--- Exercise goal ---
Write out the full set of records below exactly.
>>
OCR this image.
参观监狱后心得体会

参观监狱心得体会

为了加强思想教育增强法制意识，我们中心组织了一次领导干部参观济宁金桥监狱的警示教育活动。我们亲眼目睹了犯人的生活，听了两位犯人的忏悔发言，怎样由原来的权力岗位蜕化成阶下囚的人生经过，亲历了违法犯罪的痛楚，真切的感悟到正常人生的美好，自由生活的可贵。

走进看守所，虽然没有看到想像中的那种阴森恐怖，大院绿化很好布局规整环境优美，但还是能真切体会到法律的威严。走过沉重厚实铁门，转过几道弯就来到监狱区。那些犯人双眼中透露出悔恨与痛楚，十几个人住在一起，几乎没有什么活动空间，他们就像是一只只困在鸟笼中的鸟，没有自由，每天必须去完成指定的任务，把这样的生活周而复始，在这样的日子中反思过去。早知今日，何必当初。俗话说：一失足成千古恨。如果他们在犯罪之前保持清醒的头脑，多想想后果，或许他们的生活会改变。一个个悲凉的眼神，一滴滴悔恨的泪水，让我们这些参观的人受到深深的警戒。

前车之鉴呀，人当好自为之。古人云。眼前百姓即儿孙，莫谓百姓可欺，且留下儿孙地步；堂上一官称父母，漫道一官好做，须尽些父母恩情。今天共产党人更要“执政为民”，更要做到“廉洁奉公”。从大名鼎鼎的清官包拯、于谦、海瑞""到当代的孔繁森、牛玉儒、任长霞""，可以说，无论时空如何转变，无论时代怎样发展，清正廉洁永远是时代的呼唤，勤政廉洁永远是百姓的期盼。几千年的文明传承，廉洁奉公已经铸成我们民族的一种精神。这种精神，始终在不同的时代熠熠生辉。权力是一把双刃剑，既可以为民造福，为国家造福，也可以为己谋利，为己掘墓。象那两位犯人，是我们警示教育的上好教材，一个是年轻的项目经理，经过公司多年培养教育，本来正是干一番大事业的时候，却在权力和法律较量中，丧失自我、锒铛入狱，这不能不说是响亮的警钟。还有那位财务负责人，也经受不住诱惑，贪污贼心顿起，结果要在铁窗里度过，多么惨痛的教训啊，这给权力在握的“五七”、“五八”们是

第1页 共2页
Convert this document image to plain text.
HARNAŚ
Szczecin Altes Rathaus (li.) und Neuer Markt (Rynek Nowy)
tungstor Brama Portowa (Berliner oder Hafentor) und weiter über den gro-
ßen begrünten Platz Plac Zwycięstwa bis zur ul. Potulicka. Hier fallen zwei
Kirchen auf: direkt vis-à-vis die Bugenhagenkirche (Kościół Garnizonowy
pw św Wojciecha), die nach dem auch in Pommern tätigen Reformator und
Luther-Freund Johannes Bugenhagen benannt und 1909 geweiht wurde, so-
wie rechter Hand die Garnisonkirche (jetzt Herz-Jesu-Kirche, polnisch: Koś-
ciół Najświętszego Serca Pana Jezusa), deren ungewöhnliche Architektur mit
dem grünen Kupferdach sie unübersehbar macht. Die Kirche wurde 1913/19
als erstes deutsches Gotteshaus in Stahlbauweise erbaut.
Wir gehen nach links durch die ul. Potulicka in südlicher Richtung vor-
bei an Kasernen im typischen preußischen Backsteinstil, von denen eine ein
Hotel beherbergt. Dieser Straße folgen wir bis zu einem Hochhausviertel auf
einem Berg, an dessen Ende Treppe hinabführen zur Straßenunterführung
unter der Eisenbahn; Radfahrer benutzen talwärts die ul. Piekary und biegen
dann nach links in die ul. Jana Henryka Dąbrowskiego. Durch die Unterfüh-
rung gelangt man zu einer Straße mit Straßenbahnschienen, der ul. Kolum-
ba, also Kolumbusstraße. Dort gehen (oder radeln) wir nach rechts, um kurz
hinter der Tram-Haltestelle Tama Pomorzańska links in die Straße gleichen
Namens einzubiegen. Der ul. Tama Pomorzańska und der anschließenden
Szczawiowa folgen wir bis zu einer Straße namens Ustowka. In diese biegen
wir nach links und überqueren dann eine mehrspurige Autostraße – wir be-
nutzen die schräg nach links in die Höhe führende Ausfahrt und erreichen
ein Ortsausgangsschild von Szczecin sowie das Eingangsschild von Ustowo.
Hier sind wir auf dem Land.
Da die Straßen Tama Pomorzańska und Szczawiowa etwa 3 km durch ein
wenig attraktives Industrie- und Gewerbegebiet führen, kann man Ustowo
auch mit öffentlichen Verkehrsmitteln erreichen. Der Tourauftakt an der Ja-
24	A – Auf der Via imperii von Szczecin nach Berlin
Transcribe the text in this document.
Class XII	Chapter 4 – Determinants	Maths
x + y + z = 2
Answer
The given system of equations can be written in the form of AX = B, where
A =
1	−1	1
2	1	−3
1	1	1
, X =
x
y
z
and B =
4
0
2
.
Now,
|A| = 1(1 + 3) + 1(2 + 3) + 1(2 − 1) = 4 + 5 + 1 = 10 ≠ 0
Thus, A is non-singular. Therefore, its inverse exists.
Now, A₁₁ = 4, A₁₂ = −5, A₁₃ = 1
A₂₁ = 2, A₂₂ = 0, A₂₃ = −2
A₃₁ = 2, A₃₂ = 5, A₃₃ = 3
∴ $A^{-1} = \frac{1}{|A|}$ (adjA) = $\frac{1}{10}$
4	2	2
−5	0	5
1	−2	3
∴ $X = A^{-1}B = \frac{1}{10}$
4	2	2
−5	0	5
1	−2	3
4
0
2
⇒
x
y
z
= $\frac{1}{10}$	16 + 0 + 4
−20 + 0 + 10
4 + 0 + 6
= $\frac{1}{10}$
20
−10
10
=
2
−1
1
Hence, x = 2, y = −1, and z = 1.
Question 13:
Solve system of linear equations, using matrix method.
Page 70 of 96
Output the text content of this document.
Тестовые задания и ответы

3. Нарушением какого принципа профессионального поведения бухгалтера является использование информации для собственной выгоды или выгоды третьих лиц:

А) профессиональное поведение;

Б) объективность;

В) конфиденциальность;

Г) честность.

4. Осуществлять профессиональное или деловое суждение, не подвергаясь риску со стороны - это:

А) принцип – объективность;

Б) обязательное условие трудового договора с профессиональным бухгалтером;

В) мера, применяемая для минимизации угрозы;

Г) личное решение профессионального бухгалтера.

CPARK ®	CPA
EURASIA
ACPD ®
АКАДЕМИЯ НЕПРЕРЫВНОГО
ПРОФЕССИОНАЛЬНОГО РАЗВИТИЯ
<<
--- Response to the exercise ---
OCR this image.
参观监狱后心得体会

参观监狱心得体会

为了加强思想教育增强法制意识，我们中心组织了一次领导干部参观济宁金桥监狱的警示教育活动。我们亲眼目睹了犯人的生活，听了两位犯人的忏悔发言，怎样由原来的权力岗位蜕化成阶下囚的人生经过，亲历了违法犯罪的痛楚，真切的感悟到正常人生的美好，自由生活的可贵。

走进看守所，虽然没有看到想像中的那种阴森恐怖，大院绿化很好布局规整环境优美，但还是能真切体会到法律的威严。走过沉重厚实铁门，转过几道弯就来到监狱区。那些犯人双眼中透露出悔恨与痛楚，十几个人住在一起，几乎没有什么活动空间，他们就像是一只只困在鸟笼中的鸟，没有自由，每天必须去完成指定的任务，把这样的生活周而复始，在这样的日子中反思过去。早知今日，何必当初。俗话说：一失足成千古恨。如果他们在犯罪之前保持清醒的头脑，多想想后果，或许他们的生活会改变。一个个悲凉的眼神，一滴滴悔恨的泪水，让我们这些参观的人受到深深的警戒。

前车之鉴呀，人当好自为之。古人云。眼前百姓即儿孙，莫谓百姓可欺，且留下儿孙地步；堂上一官称父母，漫道一官好做，须尽些父母恩情。今天共产党人更要“执政为民”，更要做到“廉洁奉公”。从大名鼎鼎的清官包拯、于谦、海瑞""到当代的孔繁森、牛玉儒、任长霞""，可以说，无论时空如何转变，无论时代怎样发展，清正廉洁永远是时代的呼唤，勤政廉洁永远是百姓的期盼。几千年的文明传承，廉洁奉公已经铸成我们民族的一种精神。这种精神，始终在不同的时代熠熠生辉。权力是一把双刃剑，既可以为民造福，为国家造福，也可以为己谋利，为己掘墓。象那两位犯人，是我们警示教育的上好教材，一个是年轻的项目经理，经过公司多年培养教育，本来正是干一番大事业的时候，却在权力和法律较量中，丧失自我、锒铛入狱，这不能不说是响亮的警钟。还有那位财务负责人，也经受不住诱惑，贪污贼心顿起，结果要在铁窗里度过，多么惨痛的教训啊，这给权力在握的“五七”、“五八”们是

第1页 共2页
Convert this document image to plain text.
HARNAŚ
Szczecin Altes Rathaus (li.) und Neuer Markt (Rynek Nowy)
tungstor Brama Portowa (Berliner oder Hafentor) und weiter über den gro-
ßen begrünten Platz Plac Zwycięstwa bis zur ul. Potulicka. Hier fallen zwei
Kirchen auf: direkt vis-à-vis die Bugenhagenkirche (Kościół Garnizonowy
pw św Wojciecha), die nach dem auch in Pommern tätigen Reformator und
Luther-Freund Johannes Bugenhagen benannt und 1909 geweiht wurde, so-
wie rechter Hand die Garnisonkirche (jetzt Herz-Jesu-Kirche, polnisch: Koś-
ciół Najświętszego Serca Pana Jezusa), deren ungewöhnliche Architektur mit
dem grünen Kupferdach sie unübersehbar macht. Die Kirche wurde 1913/19
als erstes deutsches Gotteshaus in Stahlbauweise erbaut.
Wir gehen nach links durch die ul. Potulicka in südlicher Richtung vor-
bei an Kasernen im typischen preußischen Backsteinstil, von denen eine ein
Hotel beherbergt. Dieser Straße folgen wir bis zu einem Hochhausviertel auf
einem Berg, an dessen Ende Treppe hinabführen zur Straßenunterführung
unter der Eisenbahn; Radfahrer benutzen talwärts die ul. Piekary und biegen
dann nach links in die ul. Jana Henryka Dąbrowskiego. Durch die Unterfüh-
rung gelangt man zu einer Straße mit Straßenbahnschienen, der ul. Kolum-
ba, also Kolumbusstraße. Dort gehen (oder radeln) wir nach rechts, um kurz
hinter der Tram-Haltestelle Tama Pomorzańska links in die Straße gleichen
Namens einzubiegen. Der ul. Tama Pomorzańska und der anschließenden
Szczawiowa folgen wir bis zu einer Straße namens Ustowka. In diese biegen
wir nach links und überqueren dann eine mehrspurige Autostraße – wir be-
nutzen die schräg nach links in die Höhe führende Ausfahrt und erreichen
ein Ortsausgangsschild von Szczecin sowie das Eingangsschild von Ustowo.
Hier sind wir auf dem Land.
Da die Straßen Tama Pomorzańska und Szczawiowa etwa 3 km durch ein
wenig attraktives Industrie- und Gewerbegebiet führen, kann man Ustowo
auch mit öffentlichen Verkehrsmitteln erreichen. Der Tourauftakt an der Ja-
24	A – Auf der Via imperii von Szczecin nach Berlin
Transcribe the text in this document.
Class XII	Chapter 4 – Determinants	Maths
x + y + z = 2
Answer
The given system of equations can be written in the form of AX = B, where
A =
1	−1	1
2	1	−3
1	1	1
, X =
x
y
z
and B =
4
0
2
.
Now,
|A| = 1(1 + 3) + 1(2 + 3) + 1(2 − 1) = 4 + 5 + 1 = 10 ≠ 0
Thus, A is non-singular. Therefore, its inverse exists.
Now, A₁₁ = 4, A₁₂ = −5, A₁₃ = 1
A₂₁ = 2, A₂₂ = 0, A₂₃ = −2
A₃₁ = 2, A₃₂ = 5, A₃₃ = 3
∴ $A^{-1} = \frac{1}{|A|}$ (adjA) = $\frac{1}{10}$
4	2	2
−5	0	5
1	−2	3
∴ $X = A^{-1}B = \frac{1}{10}$
4	2	2
−5	0	5
1	−2	3
4
0
2
⇒
x
y
z
= $\frac{1}{10}$	16 + 0 + 4
−20 + 0 + 10
4 + 0 + 6
= $\frac{1}{10}$
20
−10
10
=
2
−1
1
Hence, x = 2, y = −1, and z = 1.
Question 13:
Solve system of linear equations, using matrix method.
Page 70 of 96
Output the text content of this document.
Тестовые задания и ответы

3. Нарушением какого принципа профессионального поведения бухгалтера является использование информации для собственной выгоды или выгоды третьих лиц:

А) профессиональное поведение;

Б) объективность;

В) конфиденциальность;

Г) честность.

4. Осуществлять профессиональное или деловое суждение, не подвергаясь риску со стороны - это:

А) принцип – объективность;

Б) обязательное условие трудового договора с профессиональным бухгалтером;

В) мера, применяемая для минимизации угрозы;

Г) личное решение профессионального бухгалтера.

CPARK ®	CPA
EURASIA
ACPD ®
АКАДЕМИЯ НЕПРЕРЫВНОГО
ПРОФЕССИОНАЛЬНОГО РАЗВИТИЯ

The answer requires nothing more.